Box coordinate listings
● ● ● ● ●

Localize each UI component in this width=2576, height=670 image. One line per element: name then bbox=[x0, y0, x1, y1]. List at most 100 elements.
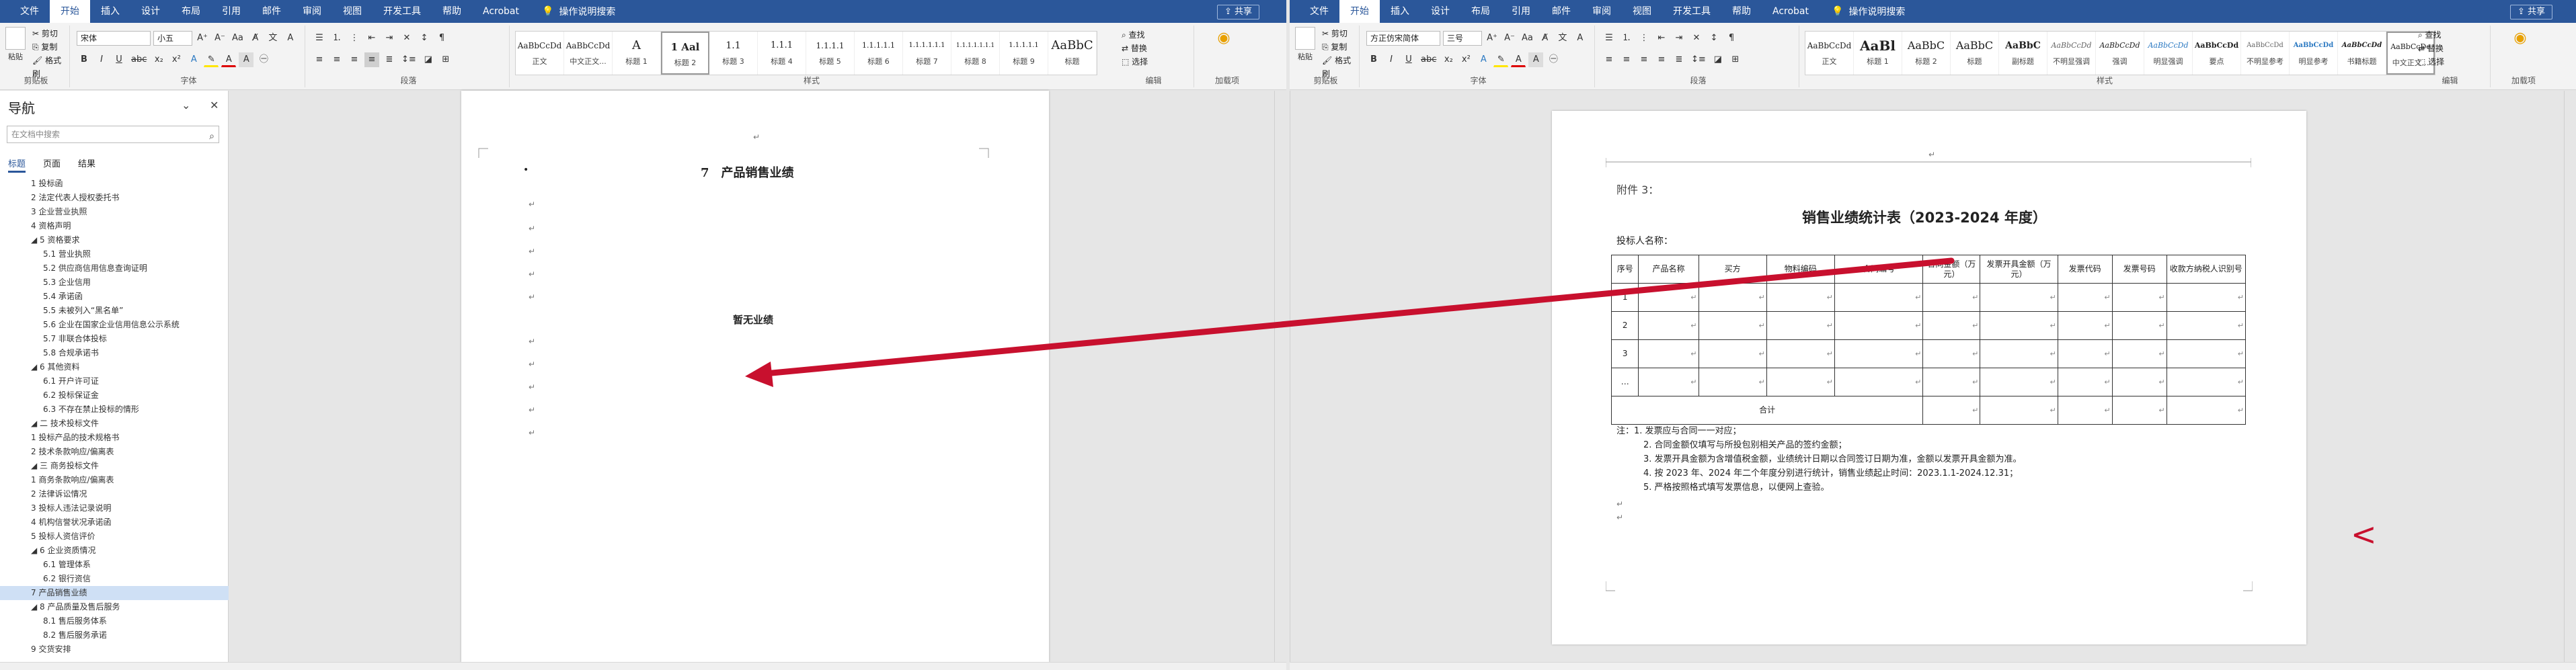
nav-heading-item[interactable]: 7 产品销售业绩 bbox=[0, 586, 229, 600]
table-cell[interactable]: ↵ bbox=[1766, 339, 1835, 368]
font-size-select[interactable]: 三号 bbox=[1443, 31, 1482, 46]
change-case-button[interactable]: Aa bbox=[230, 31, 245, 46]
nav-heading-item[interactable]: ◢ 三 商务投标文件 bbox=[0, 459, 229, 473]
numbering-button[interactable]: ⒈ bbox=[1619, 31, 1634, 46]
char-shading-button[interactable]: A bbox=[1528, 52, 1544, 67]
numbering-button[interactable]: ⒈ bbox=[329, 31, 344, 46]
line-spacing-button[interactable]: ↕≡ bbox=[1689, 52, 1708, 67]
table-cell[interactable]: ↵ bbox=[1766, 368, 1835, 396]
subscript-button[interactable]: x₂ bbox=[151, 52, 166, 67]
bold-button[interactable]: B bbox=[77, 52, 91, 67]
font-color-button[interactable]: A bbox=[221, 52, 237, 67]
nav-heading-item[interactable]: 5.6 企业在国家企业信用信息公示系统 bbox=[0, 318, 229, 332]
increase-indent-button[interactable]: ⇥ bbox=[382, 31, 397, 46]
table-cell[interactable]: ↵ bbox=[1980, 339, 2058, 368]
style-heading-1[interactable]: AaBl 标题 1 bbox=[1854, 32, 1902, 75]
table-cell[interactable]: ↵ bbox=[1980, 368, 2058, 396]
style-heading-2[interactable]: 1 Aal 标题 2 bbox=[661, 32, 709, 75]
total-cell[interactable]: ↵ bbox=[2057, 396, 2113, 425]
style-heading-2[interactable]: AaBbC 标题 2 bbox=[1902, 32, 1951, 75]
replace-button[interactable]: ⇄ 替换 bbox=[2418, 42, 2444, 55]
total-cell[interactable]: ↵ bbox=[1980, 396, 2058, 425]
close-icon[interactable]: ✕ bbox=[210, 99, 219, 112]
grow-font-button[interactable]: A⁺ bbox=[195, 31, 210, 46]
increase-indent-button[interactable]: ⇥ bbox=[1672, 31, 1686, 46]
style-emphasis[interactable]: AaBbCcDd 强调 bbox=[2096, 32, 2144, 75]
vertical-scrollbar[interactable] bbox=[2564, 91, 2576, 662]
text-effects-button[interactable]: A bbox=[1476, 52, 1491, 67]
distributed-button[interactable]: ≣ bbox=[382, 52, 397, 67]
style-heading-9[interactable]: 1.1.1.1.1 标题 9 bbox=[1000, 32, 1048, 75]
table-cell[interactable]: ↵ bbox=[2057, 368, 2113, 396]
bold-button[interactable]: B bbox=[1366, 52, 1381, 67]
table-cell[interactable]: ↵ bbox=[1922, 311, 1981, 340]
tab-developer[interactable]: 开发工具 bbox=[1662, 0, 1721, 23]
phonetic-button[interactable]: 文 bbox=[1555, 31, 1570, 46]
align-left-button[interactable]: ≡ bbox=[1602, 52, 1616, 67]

● ● ● ● ●

Quote every line of the material above verbatim, leaving out the pictures.

> **TASK RESPONSE**
Localize each UI component in this width=2576, height=670 image. One line per element: name then bbox=[x0, y0, x1, y1]. List at most 100 elements.
nav-heading-item[interactable]: 7 产品销售业绩 bbox=[0, 586, 229, 600]
table-cell[interactable]: ↵ bbox=[1766, 339, 1835, 368]
font-size-select[interactable]: 三号 bbox=[1443, 31, 1482, 46]
change-case-button[interactable]: Aa bbox=[230, 31, 245, 46]
nav-heading-item[interactable]: ◢ 三 商务投标文件 bbox=[0, 459, 229, 473]
numbering-button[interactable]: ⒈ bbox=[1619, 31, 1634, 46]
char-shading-button[interactable]: A bbox=[1528, 52, 1544, 67]
numbering-button[interactable]: ⒈ bbox=[329, 31, 344, 46]
line-spacing-button[interactable]: ↕≡ bbox=[1689, 52, 1708, 67]
table-cell[interactable]: ↵ bbox=[1766, 368, 1835, 396]
subscript-button[interactable]: x₂ bbox=[151, 52, 166, 67]
bold-button[interactable]: B bbox=[77, 52, 91, 67]
font-color-button[interactable]: A bbox=[221, 52, 237, 67]
nav-heading-item[interactable]: 5.6 企业在国家企业信用信息公示系统 bbox=[0, 318, 229, 332]
increase-indent-button[interactable]: ⇥ bbox=[382, 31, 397, 46]
table-cell[interactable]: ↵ bbox=[1980, 339, 2058, 368]
style-heading-1[interactable]: AaBl 标题 1 bbox=[1854, 32, 1902, 75]
table-cell[interactable]: ↵ bbox=[1980, 368, 2058, 396]
style-heading-2[interactable]: 1 Aal 标题 2 bbox=[661, 32, 709, 75]
total-cell[interactable]: ↵ bbox=[2057, 396, 2113, 425]
style-heading-2[interactable]: AaBbC 标题 2 bbox=[1902, 32, 1951, 75]
replace-button[interactable]: ⇄ 替换 bbox=[2418, 42, 2444, 55]
total-cell[interactable]: ↵ bbox=[1980, 396, 2058, 425]
close-icon[interactable]: ✕ bbox=[210, 99, 219, 112]
grow-font-button[interactable]: A⁺ bbox=[195, 31, 210, 46]
increase-indent-button[interactable]: ⇥ bbox=[1672, 31, 1686, 46]
style-emphasis[interactable]: AaBbCcDd 强调 bbox=[2096, 32, 2144, 75]
vertical-scrollbar[interactable] bbox=[2564, 91, 2576, 662]
text-effects-button[interactable]: A bbox=[1476, 52, 1491, 67]
distributed-button[interactable]: ≣ bbox=[382, 52, 397, 67]
style-heading-9[interactable]: 1.1.1.1.1 标题 9 bbox=[1000, 32, 1048, 75]
table-cell[interactable]: ↵ bbox=[2057, 368, 2113, 396]
bold-button[interactable]: B bbox=[1366, 52, 1381, 67]
table-cell[interactable]: ↵ bbox=[1922, 311, 1981, 340]
tab-developer[interactable]: 开发工具 bbox=[1662, 0, 1721, 23]
phonetic-button[interactable]: 文 bbox=[1555, 31, 1570, 46]
align-left-button[interactable]: ≡ bbox=[1602, 52, 1616, 67]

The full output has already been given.